* begin *

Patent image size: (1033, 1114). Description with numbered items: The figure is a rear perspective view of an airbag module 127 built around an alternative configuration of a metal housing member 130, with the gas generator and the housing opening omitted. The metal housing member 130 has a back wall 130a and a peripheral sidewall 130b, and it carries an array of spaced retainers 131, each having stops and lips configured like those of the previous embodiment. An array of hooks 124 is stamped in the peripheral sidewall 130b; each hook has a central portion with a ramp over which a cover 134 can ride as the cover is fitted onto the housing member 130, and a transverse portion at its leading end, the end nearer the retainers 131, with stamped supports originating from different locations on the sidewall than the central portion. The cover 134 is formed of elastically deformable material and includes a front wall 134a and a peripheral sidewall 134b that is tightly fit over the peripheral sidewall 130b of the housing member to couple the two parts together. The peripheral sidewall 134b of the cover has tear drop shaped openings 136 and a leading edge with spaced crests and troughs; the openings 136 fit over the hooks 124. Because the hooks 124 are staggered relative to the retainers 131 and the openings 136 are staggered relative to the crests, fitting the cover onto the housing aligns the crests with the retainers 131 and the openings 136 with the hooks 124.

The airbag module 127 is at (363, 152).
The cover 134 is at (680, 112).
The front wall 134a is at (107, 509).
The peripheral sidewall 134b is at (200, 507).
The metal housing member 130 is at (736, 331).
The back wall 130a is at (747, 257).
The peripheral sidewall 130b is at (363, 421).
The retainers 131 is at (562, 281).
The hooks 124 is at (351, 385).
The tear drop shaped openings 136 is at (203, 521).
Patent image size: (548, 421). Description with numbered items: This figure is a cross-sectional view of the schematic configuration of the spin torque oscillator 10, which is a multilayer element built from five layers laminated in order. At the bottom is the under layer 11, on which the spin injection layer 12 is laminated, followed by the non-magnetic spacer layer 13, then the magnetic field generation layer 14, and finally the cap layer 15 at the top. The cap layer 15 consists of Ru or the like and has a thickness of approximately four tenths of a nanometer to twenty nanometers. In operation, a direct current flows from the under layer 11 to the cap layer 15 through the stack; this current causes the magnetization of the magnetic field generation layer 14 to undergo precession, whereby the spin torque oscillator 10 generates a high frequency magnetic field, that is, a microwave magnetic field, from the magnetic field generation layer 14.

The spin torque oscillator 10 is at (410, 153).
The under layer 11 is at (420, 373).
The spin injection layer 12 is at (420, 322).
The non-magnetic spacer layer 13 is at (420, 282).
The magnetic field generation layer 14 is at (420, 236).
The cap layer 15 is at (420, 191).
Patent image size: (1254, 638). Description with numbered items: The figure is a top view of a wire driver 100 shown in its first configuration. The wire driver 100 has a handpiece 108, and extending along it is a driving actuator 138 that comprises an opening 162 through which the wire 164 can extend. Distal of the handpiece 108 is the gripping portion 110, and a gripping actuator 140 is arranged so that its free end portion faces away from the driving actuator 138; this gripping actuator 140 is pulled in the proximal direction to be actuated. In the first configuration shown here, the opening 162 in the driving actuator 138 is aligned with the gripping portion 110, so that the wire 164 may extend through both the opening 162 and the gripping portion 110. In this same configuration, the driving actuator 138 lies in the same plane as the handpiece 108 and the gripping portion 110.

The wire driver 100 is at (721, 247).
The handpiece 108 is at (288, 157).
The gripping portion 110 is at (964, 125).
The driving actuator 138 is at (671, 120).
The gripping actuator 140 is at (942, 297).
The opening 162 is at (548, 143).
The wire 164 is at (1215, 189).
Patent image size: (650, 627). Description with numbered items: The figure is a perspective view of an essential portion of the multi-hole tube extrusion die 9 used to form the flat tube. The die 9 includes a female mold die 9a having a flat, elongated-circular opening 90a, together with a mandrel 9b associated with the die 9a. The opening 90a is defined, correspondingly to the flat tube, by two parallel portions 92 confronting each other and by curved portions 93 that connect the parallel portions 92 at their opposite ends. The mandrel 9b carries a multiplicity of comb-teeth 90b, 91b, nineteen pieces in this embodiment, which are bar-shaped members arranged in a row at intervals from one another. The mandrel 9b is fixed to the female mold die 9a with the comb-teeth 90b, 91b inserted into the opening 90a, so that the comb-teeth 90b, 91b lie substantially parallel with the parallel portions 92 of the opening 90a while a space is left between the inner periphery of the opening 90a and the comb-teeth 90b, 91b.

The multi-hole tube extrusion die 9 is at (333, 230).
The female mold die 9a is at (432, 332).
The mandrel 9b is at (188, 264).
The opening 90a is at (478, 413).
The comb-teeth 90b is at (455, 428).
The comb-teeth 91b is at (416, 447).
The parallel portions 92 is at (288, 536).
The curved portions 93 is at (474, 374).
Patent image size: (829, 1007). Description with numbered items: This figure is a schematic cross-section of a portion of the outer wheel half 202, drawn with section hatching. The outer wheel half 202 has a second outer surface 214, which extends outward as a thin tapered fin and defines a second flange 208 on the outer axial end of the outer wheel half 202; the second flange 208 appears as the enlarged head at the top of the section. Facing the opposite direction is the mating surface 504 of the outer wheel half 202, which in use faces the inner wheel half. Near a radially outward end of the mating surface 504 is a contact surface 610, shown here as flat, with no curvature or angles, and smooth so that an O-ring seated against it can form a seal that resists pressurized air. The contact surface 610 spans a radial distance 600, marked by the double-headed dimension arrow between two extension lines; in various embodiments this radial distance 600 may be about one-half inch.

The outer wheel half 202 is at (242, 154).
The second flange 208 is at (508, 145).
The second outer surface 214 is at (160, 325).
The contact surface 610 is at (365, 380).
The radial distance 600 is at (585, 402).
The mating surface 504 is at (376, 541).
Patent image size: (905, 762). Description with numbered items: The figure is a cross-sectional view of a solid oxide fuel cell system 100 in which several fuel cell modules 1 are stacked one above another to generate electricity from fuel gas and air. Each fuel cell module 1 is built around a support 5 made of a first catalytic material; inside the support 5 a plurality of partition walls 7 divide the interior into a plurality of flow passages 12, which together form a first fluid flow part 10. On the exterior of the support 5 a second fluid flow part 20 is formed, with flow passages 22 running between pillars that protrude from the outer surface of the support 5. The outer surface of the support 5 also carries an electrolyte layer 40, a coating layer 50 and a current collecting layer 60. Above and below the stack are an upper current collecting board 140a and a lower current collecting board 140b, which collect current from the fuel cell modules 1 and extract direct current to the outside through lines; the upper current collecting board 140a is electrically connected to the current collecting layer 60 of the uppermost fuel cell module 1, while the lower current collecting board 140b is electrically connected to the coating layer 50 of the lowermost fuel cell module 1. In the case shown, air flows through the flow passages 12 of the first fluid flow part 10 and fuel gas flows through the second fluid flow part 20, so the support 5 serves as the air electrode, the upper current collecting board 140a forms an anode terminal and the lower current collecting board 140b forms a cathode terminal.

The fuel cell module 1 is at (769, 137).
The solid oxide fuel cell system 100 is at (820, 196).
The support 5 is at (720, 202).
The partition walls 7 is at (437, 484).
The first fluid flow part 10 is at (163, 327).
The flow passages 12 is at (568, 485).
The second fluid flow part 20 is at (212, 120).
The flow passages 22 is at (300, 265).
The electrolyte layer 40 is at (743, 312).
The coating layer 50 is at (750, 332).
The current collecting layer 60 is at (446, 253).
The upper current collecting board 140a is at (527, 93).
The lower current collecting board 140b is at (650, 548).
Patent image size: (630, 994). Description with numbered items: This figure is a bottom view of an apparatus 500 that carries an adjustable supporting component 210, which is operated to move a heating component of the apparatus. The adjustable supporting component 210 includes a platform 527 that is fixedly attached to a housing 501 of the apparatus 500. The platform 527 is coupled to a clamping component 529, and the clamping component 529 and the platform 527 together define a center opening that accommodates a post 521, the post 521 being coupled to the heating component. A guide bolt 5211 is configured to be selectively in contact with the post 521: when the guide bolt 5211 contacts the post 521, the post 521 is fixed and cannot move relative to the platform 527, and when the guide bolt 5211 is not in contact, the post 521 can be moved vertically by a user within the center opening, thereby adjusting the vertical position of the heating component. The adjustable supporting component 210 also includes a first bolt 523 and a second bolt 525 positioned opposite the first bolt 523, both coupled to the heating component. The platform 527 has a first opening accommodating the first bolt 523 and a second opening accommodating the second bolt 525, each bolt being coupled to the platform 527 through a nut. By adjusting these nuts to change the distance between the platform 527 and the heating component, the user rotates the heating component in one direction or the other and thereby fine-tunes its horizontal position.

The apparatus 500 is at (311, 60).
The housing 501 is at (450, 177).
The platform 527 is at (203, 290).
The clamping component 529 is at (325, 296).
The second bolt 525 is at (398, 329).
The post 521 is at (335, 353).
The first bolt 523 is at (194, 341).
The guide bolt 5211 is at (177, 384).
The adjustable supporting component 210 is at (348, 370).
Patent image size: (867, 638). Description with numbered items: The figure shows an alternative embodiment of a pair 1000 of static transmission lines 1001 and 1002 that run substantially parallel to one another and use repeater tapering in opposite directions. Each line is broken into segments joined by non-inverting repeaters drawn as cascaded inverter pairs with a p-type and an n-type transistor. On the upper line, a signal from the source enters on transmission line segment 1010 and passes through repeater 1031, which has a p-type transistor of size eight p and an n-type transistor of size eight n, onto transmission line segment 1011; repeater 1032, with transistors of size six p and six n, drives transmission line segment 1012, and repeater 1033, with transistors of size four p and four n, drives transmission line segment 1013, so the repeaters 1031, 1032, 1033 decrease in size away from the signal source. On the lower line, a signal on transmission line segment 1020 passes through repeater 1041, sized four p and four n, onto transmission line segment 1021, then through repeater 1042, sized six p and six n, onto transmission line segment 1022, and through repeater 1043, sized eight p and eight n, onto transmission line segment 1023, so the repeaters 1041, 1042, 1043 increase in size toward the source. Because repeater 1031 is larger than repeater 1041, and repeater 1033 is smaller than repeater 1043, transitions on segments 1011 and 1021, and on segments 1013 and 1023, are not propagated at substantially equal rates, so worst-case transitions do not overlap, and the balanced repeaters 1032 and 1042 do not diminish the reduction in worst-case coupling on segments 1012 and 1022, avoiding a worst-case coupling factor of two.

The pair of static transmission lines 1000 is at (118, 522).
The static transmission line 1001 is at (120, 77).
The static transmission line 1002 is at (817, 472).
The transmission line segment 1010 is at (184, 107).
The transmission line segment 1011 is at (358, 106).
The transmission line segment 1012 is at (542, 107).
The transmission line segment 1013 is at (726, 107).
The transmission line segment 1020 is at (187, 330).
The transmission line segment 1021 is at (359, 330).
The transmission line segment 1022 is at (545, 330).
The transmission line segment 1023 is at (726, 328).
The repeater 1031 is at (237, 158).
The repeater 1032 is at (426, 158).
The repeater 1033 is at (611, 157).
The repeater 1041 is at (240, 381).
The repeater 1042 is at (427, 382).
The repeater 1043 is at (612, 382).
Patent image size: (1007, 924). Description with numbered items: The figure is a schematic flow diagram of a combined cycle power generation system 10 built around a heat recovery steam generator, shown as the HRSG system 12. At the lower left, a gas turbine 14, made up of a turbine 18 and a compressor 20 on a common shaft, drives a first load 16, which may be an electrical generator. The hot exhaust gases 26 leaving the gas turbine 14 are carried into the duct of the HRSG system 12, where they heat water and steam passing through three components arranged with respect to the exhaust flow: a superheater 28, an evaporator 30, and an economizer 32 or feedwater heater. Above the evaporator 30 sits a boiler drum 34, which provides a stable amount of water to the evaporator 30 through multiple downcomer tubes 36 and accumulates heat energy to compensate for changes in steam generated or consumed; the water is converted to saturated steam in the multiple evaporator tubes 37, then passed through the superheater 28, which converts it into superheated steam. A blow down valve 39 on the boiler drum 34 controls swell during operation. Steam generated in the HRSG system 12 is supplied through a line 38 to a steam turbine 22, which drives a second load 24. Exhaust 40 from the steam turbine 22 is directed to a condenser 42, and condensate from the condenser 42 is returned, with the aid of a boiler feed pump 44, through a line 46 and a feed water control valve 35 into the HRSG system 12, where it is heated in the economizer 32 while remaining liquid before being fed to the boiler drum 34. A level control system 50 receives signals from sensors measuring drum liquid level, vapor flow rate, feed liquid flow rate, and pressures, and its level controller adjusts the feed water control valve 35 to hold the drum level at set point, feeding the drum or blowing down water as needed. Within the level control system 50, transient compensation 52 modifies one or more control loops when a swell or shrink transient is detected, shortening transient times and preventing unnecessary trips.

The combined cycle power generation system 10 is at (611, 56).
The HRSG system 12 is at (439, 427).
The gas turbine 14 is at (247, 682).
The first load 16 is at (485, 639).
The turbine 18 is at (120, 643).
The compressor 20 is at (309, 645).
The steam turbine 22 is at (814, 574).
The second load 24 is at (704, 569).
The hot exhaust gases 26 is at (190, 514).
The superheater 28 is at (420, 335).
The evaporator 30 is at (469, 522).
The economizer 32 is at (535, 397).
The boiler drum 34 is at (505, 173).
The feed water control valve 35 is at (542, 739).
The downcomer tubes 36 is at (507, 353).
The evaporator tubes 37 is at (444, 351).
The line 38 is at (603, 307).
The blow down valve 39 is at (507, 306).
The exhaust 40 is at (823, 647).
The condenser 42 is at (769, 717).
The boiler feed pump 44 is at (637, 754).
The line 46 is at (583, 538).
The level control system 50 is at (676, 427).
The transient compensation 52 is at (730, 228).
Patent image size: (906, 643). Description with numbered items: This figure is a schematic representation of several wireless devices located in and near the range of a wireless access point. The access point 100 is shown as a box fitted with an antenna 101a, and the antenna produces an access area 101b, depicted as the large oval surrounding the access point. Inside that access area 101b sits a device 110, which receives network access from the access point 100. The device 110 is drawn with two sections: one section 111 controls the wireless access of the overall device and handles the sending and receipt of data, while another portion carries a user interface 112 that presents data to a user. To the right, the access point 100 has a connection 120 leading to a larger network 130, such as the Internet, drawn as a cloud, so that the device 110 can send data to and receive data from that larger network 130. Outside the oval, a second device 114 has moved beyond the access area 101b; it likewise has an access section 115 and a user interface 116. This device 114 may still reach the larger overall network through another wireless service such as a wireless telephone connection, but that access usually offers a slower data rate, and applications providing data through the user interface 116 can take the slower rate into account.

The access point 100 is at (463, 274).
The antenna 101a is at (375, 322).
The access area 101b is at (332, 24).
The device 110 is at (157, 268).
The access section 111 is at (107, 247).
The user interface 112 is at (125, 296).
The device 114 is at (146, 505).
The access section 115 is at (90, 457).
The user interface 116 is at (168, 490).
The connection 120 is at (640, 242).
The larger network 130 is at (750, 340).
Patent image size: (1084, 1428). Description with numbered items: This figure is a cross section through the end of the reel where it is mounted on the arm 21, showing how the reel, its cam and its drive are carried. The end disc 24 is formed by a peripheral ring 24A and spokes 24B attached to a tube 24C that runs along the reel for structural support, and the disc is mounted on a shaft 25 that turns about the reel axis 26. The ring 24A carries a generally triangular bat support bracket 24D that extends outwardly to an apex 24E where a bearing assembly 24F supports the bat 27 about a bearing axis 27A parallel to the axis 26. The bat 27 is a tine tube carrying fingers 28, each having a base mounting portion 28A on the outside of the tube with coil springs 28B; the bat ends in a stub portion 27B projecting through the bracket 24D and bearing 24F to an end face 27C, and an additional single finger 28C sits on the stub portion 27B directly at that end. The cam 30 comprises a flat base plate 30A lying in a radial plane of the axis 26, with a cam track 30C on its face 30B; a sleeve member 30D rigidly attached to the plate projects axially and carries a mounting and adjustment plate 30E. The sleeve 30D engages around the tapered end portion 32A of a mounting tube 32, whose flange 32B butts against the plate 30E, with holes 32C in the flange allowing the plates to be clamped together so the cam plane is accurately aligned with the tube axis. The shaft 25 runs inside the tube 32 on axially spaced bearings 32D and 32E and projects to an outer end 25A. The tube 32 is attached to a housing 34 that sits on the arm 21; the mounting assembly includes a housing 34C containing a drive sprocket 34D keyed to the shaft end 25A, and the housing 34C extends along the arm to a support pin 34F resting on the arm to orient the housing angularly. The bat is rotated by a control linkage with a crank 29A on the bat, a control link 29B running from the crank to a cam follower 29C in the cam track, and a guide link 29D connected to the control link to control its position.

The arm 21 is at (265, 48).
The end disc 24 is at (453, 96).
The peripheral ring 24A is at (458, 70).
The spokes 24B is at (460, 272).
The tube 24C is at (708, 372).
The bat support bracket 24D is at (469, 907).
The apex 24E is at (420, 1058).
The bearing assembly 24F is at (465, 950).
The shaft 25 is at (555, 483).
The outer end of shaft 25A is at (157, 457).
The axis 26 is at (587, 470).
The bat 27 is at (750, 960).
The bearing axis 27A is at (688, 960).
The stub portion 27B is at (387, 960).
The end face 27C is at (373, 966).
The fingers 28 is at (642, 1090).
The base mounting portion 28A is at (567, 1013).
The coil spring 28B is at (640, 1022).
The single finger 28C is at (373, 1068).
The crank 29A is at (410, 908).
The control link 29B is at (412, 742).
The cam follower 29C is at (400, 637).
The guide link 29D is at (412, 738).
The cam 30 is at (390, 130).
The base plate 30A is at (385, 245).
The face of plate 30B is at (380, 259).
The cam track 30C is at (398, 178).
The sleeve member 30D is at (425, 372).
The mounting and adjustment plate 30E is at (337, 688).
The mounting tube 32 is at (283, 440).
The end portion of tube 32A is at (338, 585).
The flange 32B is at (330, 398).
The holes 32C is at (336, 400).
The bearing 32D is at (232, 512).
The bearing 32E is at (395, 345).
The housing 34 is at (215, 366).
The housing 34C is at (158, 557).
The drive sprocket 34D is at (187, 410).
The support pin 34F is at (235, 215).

* end *

▶ [CHALLENGE] Copy out word for word every line in the records above, from the line containing "Patent image size: (630, 994)." down to the line containing "The clamping component 529 is at (325, 296).", including both of those lines.

▶ [TASK SOLUTION]
Patent image size: (630, 994). Description with numbered items: This figure is a bottom view of an apparatus 500 that carries an adjustable supporting component 210, which is operated to move a heating component of the apparatus. The adjustable supporting component 210 includes a platform 527 that is fixedly attached to a housing 501 of the apparatus 500. The platform 527 is coupled to a clamping component 529, and the clamping component 529 and the platform 527 together define a center opening that accommodates a post 521, the post 521 being coupled to the heating component. A guide bolt 5211 is configured to be selectively in contact with the post 521: when the guide bolt 5211 contacts the post 521, the post 521 is fixed and cannot move relative to the platform 527, and when the guide bolt 5211 is not in contact, the post 521 can be moved vertically by a user within the center opening, thereby adjusting the vertical position of the heating component. The adjustable supporting component 210 also includes a first bolt 523 and a second bolt 525 positioned opposite the first bolt 523, both coupled to the heating component. The platform 527 has a first opening accommodating the first bolt 523 and a second opening accommodating the second bolt 525, each bolt being coupled to the platform 527 through a nut. By adjusting these nuts to change the distance between the platform 527 and the heating component, the user rotates the heating component in one direction or the other and thereby fine-tunes its horizontal position.

The apparatus 500 is at (311, 60).
The housing 501 is at (450, 177).
The platform 527 is at (203, 290).
The clamping component 529 is at (325, 296).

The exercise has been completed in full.